====== RECORD SET ======

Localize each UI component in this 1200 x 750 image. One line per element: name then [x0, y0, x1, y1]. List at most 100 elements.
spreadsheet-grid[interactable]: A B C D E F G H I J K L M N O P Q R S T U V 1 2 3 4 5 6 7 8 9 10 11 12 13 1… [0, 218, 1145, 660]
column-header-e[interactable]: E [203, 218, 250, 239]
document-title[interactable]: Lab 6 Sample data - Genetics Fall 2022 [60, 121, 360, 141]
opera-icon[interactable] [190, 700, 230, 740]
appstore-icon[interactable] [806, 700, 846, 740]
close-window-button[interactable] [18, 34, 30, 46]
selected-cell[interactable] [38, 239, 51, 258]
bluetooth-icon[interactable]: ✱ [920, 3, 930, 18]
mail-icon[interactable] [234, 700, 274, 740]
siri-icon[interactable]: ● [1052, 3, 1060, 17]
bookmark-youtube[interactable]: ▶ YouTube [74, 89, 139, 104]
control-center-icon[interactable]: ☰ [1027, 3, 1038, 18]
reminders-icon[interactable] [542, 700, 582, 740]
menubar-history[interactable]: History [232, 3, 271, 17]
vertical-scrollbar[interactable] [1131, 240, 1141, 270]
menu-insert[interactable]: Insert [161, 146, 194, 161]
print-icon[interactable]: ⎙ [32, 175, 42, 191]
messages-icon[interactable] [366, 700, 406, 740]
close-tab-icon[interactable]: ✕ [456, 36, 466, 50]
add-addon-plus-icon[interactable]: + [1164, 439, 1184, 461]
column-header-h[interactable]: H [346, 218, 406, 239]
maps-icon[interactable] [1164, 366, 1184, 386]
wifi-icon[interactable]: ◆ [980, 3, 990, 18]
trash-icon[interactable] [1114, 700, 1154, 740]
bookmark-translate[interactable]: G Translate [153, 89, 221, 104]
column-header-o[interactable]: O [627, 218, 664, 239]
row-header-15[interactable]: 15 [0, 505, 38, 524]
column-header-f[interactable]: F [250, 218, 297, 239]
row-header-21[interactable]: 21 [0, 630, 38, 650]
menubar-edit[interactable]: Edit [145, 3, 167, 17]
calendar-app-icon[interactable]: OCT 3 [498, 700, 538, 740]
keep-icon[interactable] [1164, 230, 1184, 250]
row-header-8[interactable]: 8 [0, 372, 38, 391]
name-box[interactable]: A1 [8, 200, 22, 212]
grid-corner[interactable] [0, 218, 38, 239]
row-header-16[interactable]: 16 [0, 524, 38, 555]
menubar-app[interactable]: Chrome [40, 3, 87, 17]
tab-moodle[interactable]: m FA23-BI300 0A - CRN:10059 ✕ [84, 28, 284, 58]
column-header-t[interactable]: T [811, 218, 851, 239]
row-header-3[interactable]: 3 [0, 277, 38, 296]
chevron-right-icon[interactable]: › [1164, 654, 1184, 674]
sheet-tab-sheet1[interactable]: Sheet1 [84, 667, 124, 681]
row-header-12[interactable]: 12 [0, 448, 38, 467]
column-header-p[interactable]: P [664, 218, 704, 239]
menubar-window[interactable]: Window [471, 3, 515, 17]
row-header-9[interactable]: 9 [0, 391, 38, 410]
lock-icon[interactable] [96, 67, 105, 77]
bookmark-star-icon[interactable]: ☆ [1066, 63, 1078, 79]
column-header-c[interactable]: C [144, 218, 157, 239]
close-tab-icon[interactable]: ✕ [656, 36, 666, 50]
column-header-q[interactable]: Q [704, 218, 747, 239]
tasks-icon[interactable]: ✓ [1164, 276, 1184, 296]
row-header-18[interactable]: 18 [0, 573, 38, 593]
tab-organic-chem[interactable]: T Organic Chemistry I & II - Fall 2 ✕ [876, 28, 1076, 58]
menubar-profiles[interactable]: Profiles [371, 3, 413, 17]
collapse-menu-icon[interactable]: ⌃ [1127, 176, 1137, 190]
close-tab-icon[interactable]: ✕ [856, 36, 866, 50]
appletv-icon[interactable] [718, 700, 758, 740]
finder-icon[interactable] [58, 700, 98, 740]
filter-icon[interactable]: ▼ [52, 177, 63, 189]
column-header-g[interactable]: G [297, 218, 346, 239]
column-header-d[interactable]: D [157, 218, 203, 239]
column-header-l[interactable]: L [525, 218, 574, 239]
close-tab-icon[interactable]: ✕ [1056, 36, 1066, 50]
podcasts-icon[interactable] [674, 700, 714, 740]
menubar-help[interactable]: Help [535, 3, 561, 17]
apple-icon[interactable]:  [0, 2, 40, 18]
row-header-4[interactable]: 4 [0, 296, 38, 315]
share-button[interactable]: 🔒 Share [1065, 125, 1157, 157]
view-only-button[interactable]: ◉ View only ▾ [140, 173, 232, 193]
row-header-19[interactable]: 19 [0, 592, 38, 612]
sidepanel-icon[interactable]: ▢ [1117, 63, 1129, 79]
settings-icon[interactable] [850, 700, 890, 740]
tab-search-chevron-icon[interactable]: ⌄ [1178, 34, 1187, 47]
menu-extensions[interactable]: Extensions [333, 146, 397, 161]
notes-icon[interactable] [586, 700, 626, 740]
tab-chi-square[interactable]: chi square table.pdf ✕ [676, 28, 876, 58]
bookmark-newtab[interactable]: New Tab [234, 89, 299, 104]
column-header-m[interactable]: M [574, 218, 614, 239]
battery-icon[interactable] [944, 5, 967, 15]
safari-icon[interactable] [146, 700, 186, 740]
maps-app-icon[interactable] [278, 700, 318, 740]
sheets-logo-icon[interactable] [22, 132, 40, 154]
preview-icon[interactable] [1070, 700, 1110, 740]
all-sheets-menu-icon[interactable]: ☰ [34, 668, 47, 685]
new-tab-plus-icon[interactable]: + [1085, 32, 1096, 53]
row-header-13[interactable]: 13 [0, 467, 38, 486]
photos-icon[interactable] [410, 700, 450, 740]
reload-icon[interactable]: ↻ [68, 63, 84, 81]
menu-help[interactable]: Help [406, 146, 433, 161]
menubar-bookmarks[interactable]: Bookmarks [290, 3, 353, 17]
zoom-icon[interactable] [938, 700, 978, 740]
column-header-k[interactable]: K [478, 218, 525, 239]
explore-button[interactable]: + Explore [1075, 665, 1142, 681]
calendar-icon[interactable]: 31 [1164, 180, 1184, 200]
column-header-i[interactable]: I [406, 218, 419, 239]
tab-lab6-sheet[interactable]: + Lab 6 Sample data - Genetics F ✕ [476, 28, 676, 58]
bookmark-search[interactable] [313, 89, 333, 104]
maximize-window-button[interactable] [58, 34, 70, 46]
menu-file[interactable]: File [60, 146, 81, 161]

======

TO BE DONE: Reproduce the items from the start through the line containing "selected-cell[interactable] [38, 239, 51, 258]", replacing "opera-icon" with "browser-icon" and leaving everything else unchanged.

ANSWER TO THE TASK:
Localize each UI component in this 1200 x 750 image. One line per element: name then [x0, y0, x1, y1]. List at most 100 elements.
spreadsheet-grid[interactable]: A B C D E F G H I J K L M N O P Q R S T U V 1 2 3 4 5 6 7 8 9 10 11 12 13 1… [0, 218, 1145, 660]
column-header-e[interactable]: E [203, 218, 250, 239]
document-title[interactable]: Lab 6 Sample data - Genetics Fall 2022 [60, 121, 360, 141]
browser-icon[interactable] [190, 700, 230, 740]
appstore-icon[interactable] [806, 700, 846, 740]
close-window-button[interactable] [18, 34, 30, 46]
selected-cell[interactable] [38, 239, 51, 258]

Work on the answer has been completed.